— begin —
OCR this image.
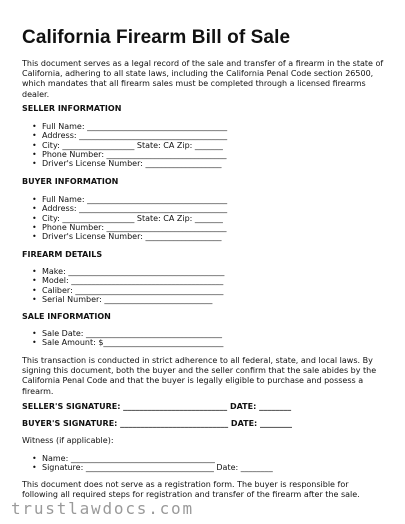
California Firearm Bill of Sale

This document serves as a legal record of the sale and transfer of a firearm in the state of California, adhering to all state laws, including the California Penal Code section 26500, which mandates that all firearm sales must be completed through a licensed firearms dealer.

SELLER INFORMATION

• Full Name: ___________________________________
• Address: _____________________________________
• City: __________________ State: CA Zip: _______
• Phone Number: ______________________________
• Driver's License Number: ___________________

BUYER INFORMATION

• Full Name: ___________________________________
• Address: _____________________________________
• City: __________________ State: CA Zip: _______
• Phone Number: ______________________________
• Driver's License Number: ___________________

FIREARM DETAILS

• Make: _______________________________________
• Model: ______________________________________
• Caliber: _____________________________________
• Serial Number: ___________________________

SALE INFORMATION

• Sale Date: __________________________________
• Sale Amount: $______________________________

This transaction is conducted in strict adherence to all federal, state, and local laws. By signing this document, both the buyer and the seller confirm that the sale abides by the California Penal Code and that the buyer is legally eligible to purchase and possess a firearm.

SELLER'S SIGNATURE: __________________________ DATE: ________

BUYER'S SIGNATURE: ___________________________ DATE: ________

Witness (if applicable):

• Name: ____________________________________
• Signature: ________________________________ Date: ________

This document does not serve as a registration form. The buyer is responsible for following all required steps for registration and transfer of the firearm after the sale.

trustlawdocs.com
— end —
## [GIVEN TASK]
Write out all the records again, exactly, minus any pictures.

## [EXERCISE RESPONSE]
OCR this image.
California Firearm Bill of Sale

This document serves as a legal record of the sale and transfer of a firearm in the state of California, adhering to all state laws, including the California Penal Code section 26500, which mandates that all firearm sales must be completed through a licensed firearms dealer.

SELLER INFORMATION

• Full Name: ___________________________________
• Address: _____________________________________
• City: __________________ State: CA Zip: _______
• Phone Number: ______________________________
• Driver's License Number: ___________________

BUYER INFORMATION

• Full Name: ___________________________________
• Address: _____________________________________
• City: __________________ State: CA Zip: _______
• Phone Number: ______________________________
• Driver's License Number: ___________________

FIREARM DETAILS

• Make: _______________________________________
• Model: ______________________________________
• Caliber: _____________________________________
• Serial Number: ___________________________

SALE INFORMATION

• Sale Date: __________________________________
• Sale Amount: $______________________________

This transaction is conducted in strict adherence to all federal, state, and local laws. By signing this document, both the buyer and the seller confirm that the sale abides by the California Penal Code and that the buyer is legally eligible to purchase and possess a firearm.

SELLER'S SIGNATURE: __________________________ DATE: ________

BUYER'S SIGNATURE: ___________________________ DATE: ________

Witness (if applicable):

• Name: ____________________________________
• Signature: ________________________________ Date: ________

This document does not serve as a registration form. The buyer is responsible for following all required steps for registration and transfer of the firearm after the sale.

trustlawdocs.com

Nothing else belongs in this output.